Exercise - Each entry below is to be given again word for word, with no pictures.

Task input -
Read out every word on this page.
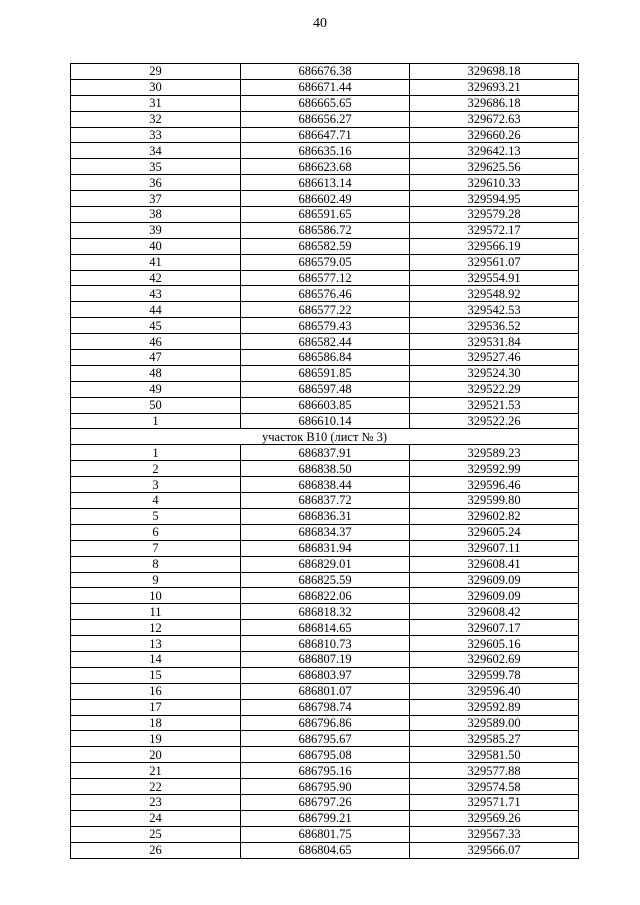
40
29	686676.38	329698.18
30	686671.44	329693.21
31	686665.65	329686.18
32	686656.27	329672.63
33	686647.71	329660.26
34	686635.16	329642.13
35	686623.68	329625.56
36	686613.14	329610.33
37	686602.49	329594.95
38	686591.65	329579.28
39	686586.72	329572.17
40	686582.59	329566.19
41	686579.05	329561.07
42	686577.12	329554.91
43	686576.46	329548.92
44	686577.22	329542.53
45	686579.43	329536.52
46	686582.44	329531.84
47	686586.84	329527.46
48	686591.85	329524.30
49	686597.48	329522.29
50	686603.85	329521.53
1	686610.14	329522.26
участок В10 (лист № 3)		
1	686837.91	329589.23
2	686838.50	329592.99
3	686838.44	329596.46
4	686837.72	329599.80
5	686836.31	329602.82
6	686834.37	329605.24
7	686831.94	329607.11
8	686829.01	329608.41
9	686825.59	329609.09
10	686822.06	329609.09
11	686818.32	329608.42
12	686814.65	329607.17
13	686810.73	329605.16
14	686807.19	329602.69
15	686803.97	329599.78
16	686801.07	329596.40
17	686798.74	329592.89
18	686796.86	329589.00
19	686795.67	329585.27
20	686795.08	329581.50
21	686795.16	329577.88
22	686795.90	329574.58
23	686797.26	329571.71
24	686799.21	329569.26
25	686801.75	329567.33
26	686804.65	329566.07
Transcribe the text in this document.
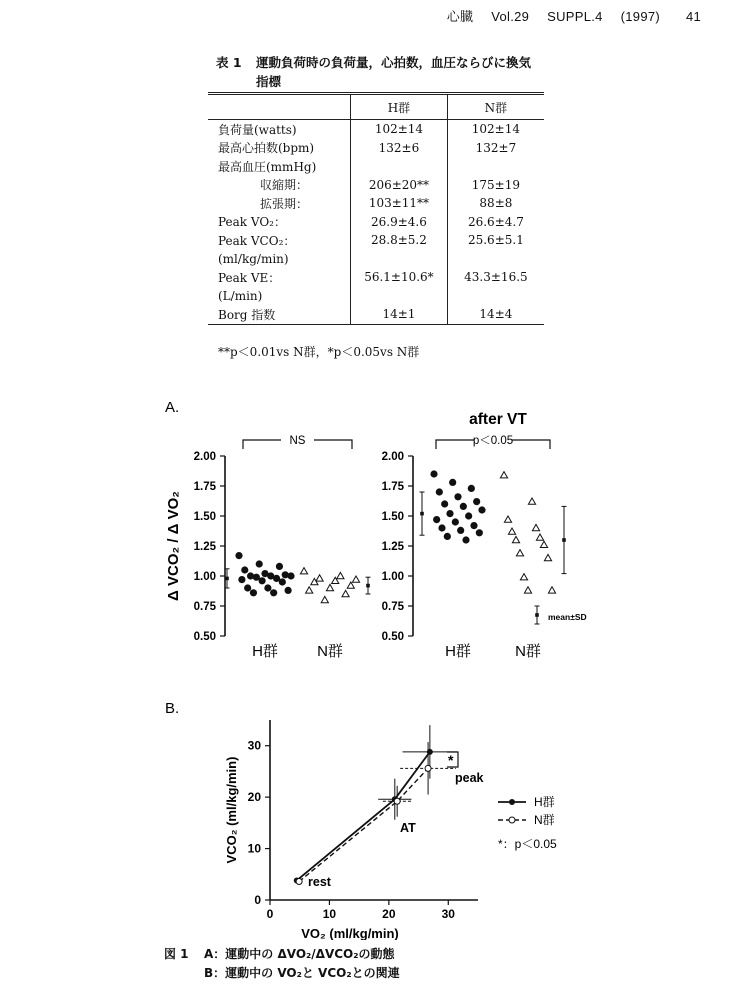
心臓 Vol.29 SUPPL.4 (1997) 41
表 1 運動負荷時の負荷量，心拍数，血圧ならびに換気
指標
	H群	N群
負荷量(watts)	102±14	102±14
最高心拍数(bpm)	132±6	132±7
最高血圧(mmHg)		
収縮期：	206±20**	175±19
拡張期：	103±11**	88±8
Peak VO₂：	26.9±4.6	26.6±4.7
Peak VCO₂：	28.8±5.2	25.6±5.1
(ml/kg/min)		
Peak VE：	56.1±10.6*	43.3±16.5
(L/min)		
Borg 指数	14±1	14±4
**p＜0.01vs N群，*p＜0.05vs N群
A.
2.00
1.75
1.50
1.25
1.00
0.75
0.50
H群	N群
NS
Δ VCO₂ / Δ VO₂
2.00
1.75
1.50
1.25
1.00
0.75
0.50
H群	N群
p＜0.05
after VT
mean±SD
B.
0	10	20	30
0
10
20
30
VO₂ (ml/kg/min)
VCO₂ (ml/kg/min)
rest
AT
peak
*
H群
N群
*：p＜0.05
図 1 A：運動中の ΔVO₂/ΔVCO₂の動態
B：運動中の VO₂と VCO₂との関連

Exercise solution -
Read out every word on this page.
40
29	686676.38	329698.18
30	686671.44	329693.21
31	686665.65	329686.18
32	686656.27	329672.63
33	686647.71	329660.26
34	686635.16	329642.13
35	686623.68	329625.56
36	686613.14	329610.33
37	686602.49	329594.95
38	686591.65	329579.28
39	686586.72	329572.17
40	686582.59	329566.19
41	686579.05	329561.07
42	686577.12	329554.91
43	686576.46	329548.92
44	686577.22	329542.53
45	686579.43	329536.52
46	686582.44	329531.84
47	686586.84	329527.46
48	686591.85	329524.30
49	686597.48	329522.29
50	686603.85	329521.53
1	686610.14	329522.26
участок В10 (лист № 3)		
1	686837.91	329589.23
2	686838.50	329592.99
3	686838.44	329596.46
4	686837.72	329599.80
5	686836.31	329602.82
6	686834.37	329605.24
7	686831.94	329607.11
8	686829.01	329608.41
9	686825.59	329609.09
10	686822.06	329609.09
11	686818.32	329608.42
12	686814.65	329607.17
13	686810.73	329605.16
14	686807.19	329602.69
15	686803.97	329599.78
16	686801.07	329596.40
17	686798.74	329592.89
18	686796.86	329589.00
19	686795.67	329585.27
20	686795.08	329581.50
21	686795.16	329577.88
22	686795.90	329574.58
23	686797.26	329571.71
24	686799.21	329569.26
25	686801.75	329567.33
26	686804.65	329566.07
Transcribe the text in this document.
心臓 Vol.29 SUPPL.4 (1997) 41
表 1 運動負荷時の負荷量，心拍数，血圧ならびに換気
指標
	H群	N群
負荷量(watts)	102±14	102±14
最高心拍数(bpm)	132±6	132±7
最高血圧(mmHg)		
収縮期：	206±20**	175±19
拡張期：	103±11**	88±8
Peak VO₂：	26.9±4.6	26.6±4.7
Peak VCO₂：	28.8±5.2	25.6±5.1
(ml/kg/min)		
Peak VE：	56.1±10.6*	43.3±16.5
(L/min)		
Borg 指数	14±1	14±4
**p＜0.01vs N群，*p＜0.05vs N群
A.
2.00
1.75
1.50
1.25
1.00
0.75
0.50
H群	N群
NS
Δ VCO₂ / Δ VO₂
2.00
1.75
1.50
1.25
1.00
0.75
0.50
H群	N群
p＜0.05
after VT
mean±SD
B.
0	10	20	30
0
10
20
30
VO₂ (ml/kg/min)
VCO₂ (ml/kg/min)
rest
AT
peak
*
H群
N群
*：p＜0.05
図 1 A：運動中の ΔVO₂/ΔVCO₂の動態
B：運動中の VO₂と VCO₂との関連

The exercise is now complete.